╭──

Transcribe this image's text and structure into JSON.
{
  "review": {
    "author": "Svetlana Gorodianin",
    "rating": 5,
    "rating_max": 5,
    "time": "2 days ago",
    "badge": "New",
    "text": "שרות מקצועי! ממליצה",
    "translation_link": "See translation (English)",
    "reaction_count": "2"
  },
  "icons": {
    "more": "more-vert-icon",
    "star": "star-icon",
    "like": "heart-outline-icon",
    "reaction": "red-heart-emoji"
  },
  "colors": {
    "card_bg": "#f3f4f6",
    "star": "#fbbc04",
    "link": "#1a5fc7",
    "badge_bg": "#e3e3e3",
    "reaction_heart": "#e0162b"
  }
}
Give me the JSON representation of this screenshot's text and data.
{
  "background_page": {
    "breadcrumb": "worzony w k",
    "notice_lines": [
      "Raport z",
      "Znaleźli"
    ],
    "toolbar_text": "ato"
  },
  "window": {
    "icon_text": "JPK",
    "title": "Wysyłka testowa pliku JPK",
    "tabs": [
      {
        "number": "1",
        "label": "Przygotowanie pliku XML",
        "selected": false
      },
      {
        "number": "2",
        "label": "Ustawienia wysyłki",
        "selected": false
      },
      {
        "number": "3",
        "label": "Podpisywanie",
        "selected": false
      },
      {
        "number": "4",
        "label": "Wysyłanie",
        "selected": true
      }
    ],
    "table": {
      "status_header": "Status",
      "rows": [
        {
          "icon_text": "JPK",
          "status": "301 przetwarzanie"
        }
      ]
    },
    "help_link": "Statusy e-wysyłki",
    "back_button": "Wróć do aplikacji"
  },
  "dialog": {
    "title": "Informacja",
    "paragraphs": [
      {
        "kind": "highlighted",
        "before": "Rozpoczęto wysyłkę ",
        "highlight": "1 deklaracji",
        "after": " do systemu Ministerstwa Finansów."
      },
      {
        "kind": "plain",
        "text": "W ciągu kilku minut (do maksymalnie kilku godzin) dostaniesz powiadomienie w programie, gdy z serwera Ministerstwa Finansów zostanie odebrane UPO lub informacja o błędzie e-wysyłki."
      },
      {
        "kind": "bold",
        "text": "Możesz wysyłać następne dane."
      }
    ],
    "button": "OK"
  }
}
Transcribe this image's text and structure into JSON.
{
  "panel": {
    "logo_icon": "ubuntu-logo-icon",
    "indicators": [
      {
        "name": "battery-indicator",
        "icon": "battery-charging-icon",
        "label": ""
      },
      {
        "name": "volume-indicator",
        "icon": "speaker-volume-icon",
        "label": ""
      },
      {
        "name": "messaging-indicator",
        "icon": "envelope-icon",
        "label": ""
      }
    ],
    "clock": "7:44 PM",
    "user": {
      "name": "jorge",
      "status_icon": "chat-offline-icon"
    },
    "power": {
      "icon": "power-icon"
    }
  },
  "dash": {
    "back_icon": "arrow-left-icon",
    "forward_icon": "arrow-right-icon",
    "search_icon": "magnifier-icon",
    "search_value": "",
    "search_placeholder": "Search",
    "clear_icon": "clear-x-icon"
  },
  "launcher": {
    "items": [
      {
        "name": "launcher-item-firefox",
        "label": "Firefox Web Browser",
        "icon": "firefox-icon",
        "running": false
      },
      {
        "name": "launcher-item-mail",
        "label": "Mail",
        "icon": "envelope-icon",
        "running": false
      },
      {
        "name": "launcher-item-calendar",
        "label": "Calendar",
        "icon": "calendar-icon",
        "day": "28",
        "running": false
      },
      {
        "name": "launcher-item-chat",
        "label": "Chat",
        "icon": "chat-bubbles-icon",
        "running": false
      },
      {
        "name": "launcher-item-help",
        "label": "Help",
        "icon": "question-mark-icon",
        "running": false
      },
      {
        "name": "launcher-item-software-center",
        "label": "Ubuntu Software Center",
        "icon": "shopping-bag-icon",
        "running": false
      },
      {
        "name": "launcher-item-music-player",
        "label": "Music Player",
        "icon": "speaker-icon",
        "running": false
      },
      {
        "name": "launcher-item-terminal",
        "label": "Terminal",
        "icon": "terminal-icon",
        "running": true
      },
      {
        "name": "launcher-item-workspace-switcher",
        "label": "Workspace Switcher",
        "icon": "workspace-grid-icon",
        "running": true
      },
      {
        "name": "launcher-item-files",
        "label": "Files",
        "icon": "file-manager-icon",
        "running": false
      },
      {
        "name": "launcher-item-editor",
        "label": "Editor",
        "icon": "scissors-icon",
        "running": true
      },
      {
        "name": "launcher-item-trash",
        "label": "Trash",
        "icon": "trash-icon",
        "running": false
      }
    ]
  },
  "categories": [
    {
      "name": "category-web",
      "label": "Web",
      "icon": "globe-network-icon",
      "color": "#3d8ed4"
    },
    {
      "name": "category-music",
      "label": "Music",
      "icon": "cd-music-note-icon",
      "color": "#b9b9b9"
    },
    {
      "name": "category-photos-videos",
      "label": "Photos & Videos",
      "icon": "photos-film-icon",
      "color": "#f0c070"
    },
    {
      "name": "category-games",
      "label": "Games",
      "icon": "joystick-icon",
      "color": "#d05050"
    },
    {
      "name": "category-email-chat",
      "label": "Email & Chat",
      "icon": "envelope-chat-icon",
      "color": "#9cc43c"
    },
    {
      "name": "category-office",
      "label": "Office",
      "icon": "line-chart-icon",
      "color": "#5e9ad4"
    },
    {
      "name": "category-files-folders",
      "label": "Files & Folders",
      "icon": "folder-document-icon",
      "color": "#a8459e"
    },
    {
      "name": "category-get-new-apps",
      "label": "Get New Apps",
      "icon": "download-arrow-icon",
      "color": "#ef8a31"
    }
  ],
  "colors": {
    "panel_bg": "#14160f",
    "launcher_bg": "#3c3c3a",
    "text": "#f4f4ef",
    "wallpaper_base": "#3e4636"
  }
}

╰──

**Given request:** Every line of the data above should be reproduced word for word.

**Solution to the problem:**
Transcribe this image's text and structure into JSON.
{
  "review": {
    "author": "Svetlana Gorodianin",
    "rating": 5,
    "rating_max": 5,
    "time": "2 days ago",
    "badge": "New",
    "text": "שרות מקצועי! ממליצה",
    "translation_link": "See translation (English)",
    "reaction_count": "2"
  },
  "icons": {
    "more": "more-vert-icon",
    "star": "star-icon",
    "like": "heart-outline-icon",
    "reaction": "red-heart-emoji"
  },
  "colors": {
    "card_bg": "#f3f4f6",
    "star": "#fbbc04",
    "link": "#1a5fc7",
    "badge_bg": "#e3e3e3",
    "reaction_heart": "#e0162b"
  }
}
Give me the JSON representation of this screenshot's text and data.
{
  "background_page": {
    "breadcrumb": "worzony w k",
    "notice_lines": [
      "Raport z",
      "Znaleźli"
    ],
    "toolbar_text": "ato"
  },
  "window": {
    "icon_text": "JPK",
    "title": "Wysyłka testowa pliku JPK",
    "tabs": [
      {
        "number": "1",
        "label": "Przygotowanie pliku XML",
        "selected": false
      },
      {
        "number": "2",
        "label": "Ustawienia wysyłki",
        "selected": false
      },
      {
        "number": "3",
        "label": "Podpisywanie",
        "selected": false
      },
      {
        "number": "4",
        "label": "Wysyłanie",
        "selected": true
      }
    ],
    "table": {
      "status_header": "Status",
      "rows": [
        {
          "icon_text": "JPK",
          "status": "301 przetwarzanie"
        }
      ]
    },
    "help_link": "Statusy e-wysyłki",
    "back_button": "Wróć do aplikacji"
  },
  "dialog": {
    "title": "Informacja",
    "paragraphs": [
      {
        "kind": "highlighted",
        "before": "Rozpoczęto wysyłkę ",
        "highlight": "1 deklaracji",
        "after": " do systemu Ministerstwa Finansów."
      },
      {
        "kind": "plain",
        "text": "W ciągu kilku minut (do maksymalnie kilku godzin) dostaniesz powiadomienie w programie, gdy z serwera Ministerstwa Finansów zostanie odebrane UPO lub informacja o błędzie e-wysyłki."
      },
      {
        "kind": "bold",
        "text": "Możesz wysyłać następne dane."
      }
    ],
    "button": "OK"
  }
}
Transcribe this image's text and structure into JSON.
{
  "panel": {
    "logo_icon": "ubuntu-logo-icon",
    "indicators": [
      {
        "name": "battery-indicator",
        "icon": "battery-charging-icon",
        "label": ""
      },
      {
        "name": "volume-indicator",
        "icon": "speaker-volume-icon",
        "label": ""
      },
      {
        "name": "messaging-indicator",
        "icon": "envelope-icon",
        "label": ""
      }
    ],
    "clock": "7:44 PM",
    "user": {
      "name": "jorge",
      "status_icon": "chat-offline-icon"
    },
    "power": {
      "icon": "power-icon"
    }
  },
  "dash": {
    "back_icon": "arrow-left-icon",
    "forward_icon": "arrow-right-icon",
    "search_icon": "magnifier-icon",
    "search_value": "",
    "search_placeholder": "Search",
    "clear_icon": "clear-x-icon"
  },
  "launcher": {
    "items": [
      {
        "name": "launcher-item-firefox",
        "label": "Firefox Web Browser",
        "icon": "firefox-icon",
        "running": false
      },
      {
        "name": "launcher-item-mail",
        "label": "Mail",
        "icon": "envelope-icon",
        "running": false
      },
      {
        "name": "launcher-item-calendar",
        "label": "Calendar",
        "icon": "calendar-icon",
        "day": "28",
        "running": false
      },
      {
        "name": "launcher-item-chat",
        "label": "Chat",
        "icon": "chat-bubbles-icon",
        "running": false
      },
      {
        "name": "launcher-item-help",
        "label": "Help",
        "icon": "question-mark-icon",
        "running": false
      },
      {
        "name": "launcher-item-software-center",
        "label": "Ubuntu Software Center",
        "icon": "shopping-bag-icon",
        "running": false
      },
      {
        "name": "launcher-item-music-player",
        "label": "Music Player",
        "icon": "speaker-icon",
        "running": false
      },
      {
        "name": "launcher-item-terminal",
        "label": "Terminal",
        "icon": "terminal-icon",
        "running": true
      },
      {
        "name": "launcher-item-workspace-switcher",
        "label": "Workspace Switcher",
        "icon": "workspace-grid-icon",
        "running": true
      },
      {
        "name": "launcher-item-files",
        "label": "Files",
        "icon": "file-manager-icon",
        "running": false
      },
      {
        "name": "launcher-item-editor",
        "label": "Editor",
        "icon": "scissors-icon",
        "running": true
      },
      {
        "name": "launcher-item-trash",
        "label": "Trash",
        "icon": "trash-icon",
        "running": false
      }
    ]
  },
  "categories": [
    {
      "name": "category-web",
      "label": "Web",
      "icon": "globe-network-icon",
      "color": "#3d8ed4"
    },
    {
      "name": "category-music",
      "label": "Music",
      "icon": "cd-music-note-icon",
      "color": "#b9b9b9"
    },
    {
      "name": "category-photos-videos",
      "label": "Photos & Videos",
      "icon": "photos-film-icon",
      "color": "#f0c070"
    },
    {
      "name": "category-games",
      "label": "Games",
      "icon": "joystick-icon",
      "color": "#d05050"
    },
    {
      "name": "category-email-chat",
      "label": "Email & Chat",
      "icon": "envelope-chat-icon",
      "color": "#9cc43c"
    },
    {
      "name": "category-office",
      "label": "Office",
      "icon": "line-chart-icon",
      "color": "#5e9ad4"
    },
    {
      "name": "category-files-folders",
      "label": "Files & Folders",
      "icon": "folder-document-icon",
      "color": "#a8459e"
    },
    {
      "name": "category-get-new-apps",
      "label": "Get New Apps",
      "icon": "download-arrow-icon",
      "color": "#ef8a31"
    }
  ],
  "colors": {
    "panel_bg": "#14160f",
    "launcher_bg": "#3c3c3a",
    "text": "#f4f4ef",
    "wallpaper_base": "#3e4636"
  }
}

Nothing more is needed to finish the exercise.